Direction: Reproduce each of the entries below word for word, keeping every character unchanged.

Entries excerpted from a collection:
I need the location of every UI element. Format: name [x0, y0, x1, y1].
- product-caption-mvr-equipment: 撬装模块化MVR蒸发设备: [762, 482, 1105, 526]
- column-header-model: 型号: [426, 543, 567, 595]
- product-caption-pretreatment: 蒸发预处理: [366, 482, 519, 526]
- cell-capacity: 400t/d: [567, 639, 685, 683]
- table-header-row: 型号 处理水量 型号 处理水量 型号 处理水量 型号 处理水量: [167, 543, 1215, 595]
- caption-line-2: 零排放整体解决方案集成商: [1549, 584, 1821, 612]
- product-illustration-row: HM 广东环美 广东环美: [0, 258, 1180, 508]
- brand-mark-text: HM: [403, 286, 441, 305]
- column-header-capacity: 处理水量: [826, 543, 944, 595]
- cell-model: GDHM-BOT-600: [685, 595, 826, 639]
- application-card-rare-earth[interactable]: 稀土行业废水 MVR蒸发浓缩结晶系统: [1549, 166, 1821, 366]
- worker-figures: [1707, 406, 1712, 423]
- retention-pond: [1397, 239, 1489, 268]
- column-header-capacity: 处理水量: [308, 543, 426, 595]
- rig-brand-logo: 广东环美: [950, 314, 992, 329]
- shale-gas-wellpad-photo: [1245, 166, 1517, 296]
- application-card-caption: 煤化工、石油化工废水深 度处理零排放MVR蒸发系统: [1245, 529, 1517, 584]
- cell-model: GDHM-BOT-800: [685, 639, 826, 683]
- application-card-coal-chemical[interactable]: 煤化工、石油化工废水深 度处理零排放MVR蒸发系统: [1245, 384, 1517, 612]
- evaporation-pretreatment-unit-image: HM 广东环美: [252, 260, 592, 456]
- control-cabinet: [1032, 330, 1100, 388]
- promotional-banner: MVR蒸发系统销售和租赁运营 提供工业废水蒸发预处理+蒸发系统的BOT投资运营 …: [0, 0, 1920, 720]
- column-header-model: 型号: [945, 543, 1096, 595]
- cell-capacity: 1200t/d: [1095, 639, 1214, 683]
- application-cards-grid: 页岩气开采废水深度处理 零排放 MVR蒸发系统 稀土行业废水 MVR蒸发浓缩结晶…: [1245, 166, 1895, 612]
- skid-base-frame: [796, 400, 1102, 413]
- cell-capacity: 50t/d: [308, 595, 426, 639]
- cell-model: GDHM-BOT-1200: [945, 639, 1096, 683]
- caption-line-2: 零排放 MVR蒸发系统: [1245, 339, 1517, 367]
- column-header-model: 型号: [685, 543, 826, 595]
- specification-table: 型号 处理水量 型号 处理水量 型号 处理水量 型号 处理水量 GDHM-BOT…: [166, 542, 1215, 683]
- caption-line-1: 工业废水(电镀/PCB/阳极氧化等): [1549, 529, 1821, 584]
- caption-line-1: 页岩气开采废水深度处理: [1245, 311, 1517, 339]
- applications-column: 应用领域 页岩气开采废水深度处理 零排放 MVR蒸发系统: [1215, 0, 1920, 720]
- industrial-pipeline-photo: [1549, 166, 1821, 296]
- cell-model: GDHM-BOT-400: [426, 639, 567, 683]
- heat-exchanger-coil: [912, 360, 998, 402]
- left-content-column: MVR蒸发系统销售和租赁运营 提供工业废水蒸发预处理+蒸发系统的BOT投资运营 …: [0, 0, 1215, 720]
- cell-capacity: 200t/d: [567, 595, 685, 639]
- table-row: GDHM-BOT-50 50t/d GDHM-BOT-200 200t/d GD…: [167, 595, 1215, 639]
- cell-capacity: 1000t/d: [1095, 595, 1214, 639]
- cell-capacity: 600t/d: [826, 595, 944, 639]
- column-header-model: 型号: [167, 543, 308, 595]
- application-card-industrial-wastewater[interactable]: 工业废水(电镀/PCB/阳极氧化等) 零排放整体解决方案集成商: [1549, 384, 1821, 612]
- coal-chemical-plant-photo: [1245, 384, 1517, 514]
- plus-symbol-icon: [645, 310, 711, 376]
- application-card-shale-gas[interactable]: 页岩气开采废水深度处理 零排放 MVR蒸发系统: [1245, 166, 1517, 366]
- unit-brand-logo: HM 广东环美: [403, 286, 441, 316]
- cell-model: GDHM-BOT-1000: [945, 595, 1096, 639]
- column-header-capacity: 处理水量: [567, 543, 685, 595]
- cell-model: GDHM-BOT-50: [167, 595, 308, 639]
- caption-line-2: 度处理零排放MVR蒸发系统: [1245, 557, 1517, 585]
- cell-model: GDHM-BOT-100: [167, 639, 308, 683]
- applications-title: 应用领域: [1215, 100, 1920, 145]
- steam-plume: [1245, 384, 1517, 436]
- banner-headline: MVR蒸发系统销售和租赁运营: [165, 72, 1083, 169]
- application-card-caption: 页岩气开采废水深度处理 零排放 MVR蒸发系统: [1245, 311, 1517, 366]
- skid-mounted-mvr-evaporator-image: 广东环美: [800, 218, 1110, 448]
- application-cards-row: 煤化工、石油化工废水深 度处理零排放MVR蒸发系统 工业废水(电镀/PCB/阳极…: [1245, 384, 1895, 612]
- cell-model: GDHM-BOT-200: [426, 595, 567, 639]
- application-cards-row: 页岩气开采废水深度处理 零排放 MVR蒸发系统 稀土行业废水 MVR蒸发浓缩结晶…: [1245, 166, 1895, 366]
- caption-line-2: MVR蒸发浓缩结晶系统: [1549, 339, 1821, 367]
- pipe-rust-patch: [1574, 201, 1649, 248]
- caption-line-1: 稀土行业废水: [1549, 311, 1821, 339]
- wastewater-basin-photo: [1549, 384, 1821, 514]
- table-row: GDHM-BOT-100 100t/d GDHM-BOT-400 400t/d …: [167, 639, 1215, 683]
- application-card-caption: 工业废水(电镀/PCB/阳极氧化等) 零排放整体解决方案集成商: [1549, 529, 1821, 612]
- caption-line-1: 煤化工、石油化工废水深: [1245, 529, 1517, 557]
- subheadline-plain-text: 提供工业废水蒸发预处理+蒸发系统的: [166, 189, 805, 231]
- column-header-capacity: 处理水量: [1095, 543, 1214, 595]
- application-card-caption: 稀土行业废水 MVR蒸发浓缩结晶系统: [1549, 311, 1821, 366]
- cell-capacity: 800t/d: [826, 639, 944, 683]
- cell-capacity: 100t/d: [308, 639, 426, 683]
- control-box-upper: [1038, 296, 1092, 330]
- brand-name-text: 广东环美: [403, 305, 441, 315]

Result of this exercise:
I need the location of every UI element. Format: name [x0, y0, x1, y1].
- product-caption-mvr-equipment: 撬装模块化MVR蒸发设备: [762, 482, 1105, 526]
- column-header-model: 型号: [426, 543, 567, 595]
- product-caption-pretreatment: 蒸发预处理: [366, 482, 519, 526]
- cell-capacity: 400t/d: [567, 639, 685, 683]
- table-header-row: 型号 处理水量 型号 处理水量 型号 处理水量 型号 处理水量: [167, 543, 1215, 595]
- caption-line-2: 零排放整体解决方案集成商: [1549, 584, 1821, 612]
- product-illustration-row: HM 广东环美 广东环美: [0, 258, 1180, 508]
- brand-mark-text: HM: [403, 286, 441, 305]
- column-header-capacity: 处理水量: [826, 543, 944, 595]
- cell-model: GDHM-BOT-600: [685, 595, 826, 639]
- application-card-rare-earth[interactable]: 稀土行业废水 MVR蒸发浓缩结晶系统: [1549, 166, 1821, 366]
- worker-figures: [1707, 406, 1712, 423]
- retention-pond: [1397, 239, 1489, 268]
- column-header-capacity: 处理水量: [308, 543, 426, 595]
- rig-brand-logo: 广东环美: [950, 314, 992, 329]
- shale-gas-wellpad-photo: [1245, 166, 1517, 296]
- application-card-caption: 煤化工、石油化工废水深 度处理零排放MVR蒸发系统: [1245, 529, 1517, 584]
- cell-model: GDHM-BOT-800: [685, 639, 826, 683]
- application-card-coal-chemical[interactable]: 煤化工、石油化工废水深 度处理零排放MVR蒸发系统: [1245, 384, 1517, 612]
- evaporation-pretreatment-unit-image: HM 广东环美: [252, 260, 592, 456]
- control-cabinet: [1032, 330, 1100, 388]
- promotional-banner: MVR蒸发系统销售和租赁运营 提供工业废水蒸发预处理+蒸发系统的BOT投资运营 …: [0, 0, 1920, 720]
- column-header-model: 型号: [945, 543, 1096, 595]
- cell-capacity: 1200t/d: [1095, 639, 1214, 683]
- application-cards-grid: 页岩气开采废水深度处理 零排放 MVR蒸发系统 稀土行业废水 MVR蒸发浓缩结晶…: [1245, 166, 1895, 612]
- skid-base-frame: [796, 400, 1102, 413]
- cell-capacity: 50t/d: [308, 595, 426, 639]
- cell-model: GDHM-BOT-1200: [945, 639, 1096, 683]
- caption-line-2: 零排放 MVR蒸发系统: [1245, 339, 1517, 367]
- column-header-model: 型号: [685, 543, 826, 595]
- specification-table: 型号 处理水量 型号 处理水量 型号 处理水量 型号 处理水量 GDHM-BOT…: [166, 542, 1215, 683]
- caption-line-1: 工业废水(电镀/PCB/阳极氧化等): [1549, 529, 1821, 584]
- caption-line-1: 页岩气开采废水深度处理: [1245, 311, 1517, 339]
- applications-column: 应用领域 页岩气开采废水深度处理 零排放 MVR蒸发系统: [1215, 0, 1920, 720]
- industrial-pipeline-photo: [1549, 166, 1821, 296]
- cell-model: GDHM-BOT-400: [426, 639, 567, 683]
- heat-exchanger-coil: [912, 360, 998, 402]
- left-content-column: MVR蒸发系统销售和租赁运营 提供工业废水蒸发预处理+蒸发系统的BOT投资运营 …: [0, 0, 1215, 720]
- cell-capacity: 200t/d: [567, 595, 685, 639]
- table-row: GDHM-BOT-50 50t/d GDHM-BOT-200 200t/d GD…: [167, 595, 1215, 639]
- cell-capacity: 1000t/d: [1095, 595, 1214, 639]
- cell-capacity: 600t/d: [826, 595, 944, 639]
- column-header-model: 型号: [167, 543, 308, 595]
- application-card-industrial-wastewater[interactable]: 工业废水(电镀/PCB/阳极氧化等) 零排放整体解决方案集成商: [1549, 384, 1821, 612]
- coal-chemical-plant-photo: [1245, 384, 1517, 514]
- plus-symbol-icon: [645, 310, 711, 376]
- application-card-shale-gas[interactable]: 页岩气开采废水深度处理 零排放 MVR蒸发系统: [1245, 166, 1517, 366]
- unit-brand-logo: HM 广东环美: [403, 286, 441, 316]
- cell-model: GDHM-BOT-1000: [945, 595, 1096, 639]
- column-header-capacity: 处理水量: [567, 543, 685, 595]
- cell-model: GDHM-BOT-50: [167, 595, 308, 639]
- caption-line-2: 度处理零排放MVR蒸发系统: [1245, 557, 1517, 585]
- cell-model: GDHM-BOT-100: [167, 639, 308, 683]
- applications-title: 应用领域: [1215, 100, 1920, 145]
- steam-plume: [1245, 384, 1517, 436]
- banner-headline: MVR蒸发系统销售和租赁运营: [165, 72, 1083, 169]
- application-card-caption: 页岩气开采废水深度处理 零排放 MVR蒸发系统: [1245, 311, 1517, 366]
- skid-mounted-mvr-evaporator-image: 广东环美: [800, 218, 1110, 448]
- application-cards-row: 煤化工、石油化工废水深 度处理零排放MVR蒸发系统 工业废水(电镀/PCB/阳极…: [1245, 384, 1895, 612]
- cell-model: GDHM-BOT-200: [426, 595, 567, 639]
- application-cards-row: 页岩气开采废水深度处理 零排放 MVR蒸发系统 稀土行业废水 MVR蒸发浓缩结晶…: [1245, 166, 1895, 366]
- caption-line-2: MVR蒸发浓缩结晶系统: [1549, 339, 1821, 367]
- pipe-rust-patch: [1574, 201, 1649, 248]
- caption-line-1: 稀土行业废水: [1549, 311, 1821, 339]
- wastewater-basin-photo: [1549, 384, 1821, 514]
- table-row: GDHM-BOT-100 100t/d GDHM-BOT-400 400t/d …: [167, 639, 1215, 683]
- application-card-caption: 工业废水(电镀/PCB/阳极氧化等) 零排放整体解决方案集成商: [1549, 529, 1821, 612]
- caption-line-1: 煤化工、石油化工废水深: [1245, 529, 1517, 557]
- subheadline-plain-text: 提供工业废水蒸发预处理+蒸发系统的: [166, 189, 805, 231]
- column-header-capacity: 处理水量: [1095, 543, 1214, 595]
- application-card-caption: 稀土行业废水 MVR蒸发浓缩结晶系统: [1549, 311, 1821, 366]
- cell-capacity: 800t/d: [826, 639, 944, 683]
- cell-capacity: 100t/d: [308, 639, 426, 683]
- control-box-upper: [1038, 296, 1092, 330]
- brand-name-text: 广东环美: [403, 305, 441, 315]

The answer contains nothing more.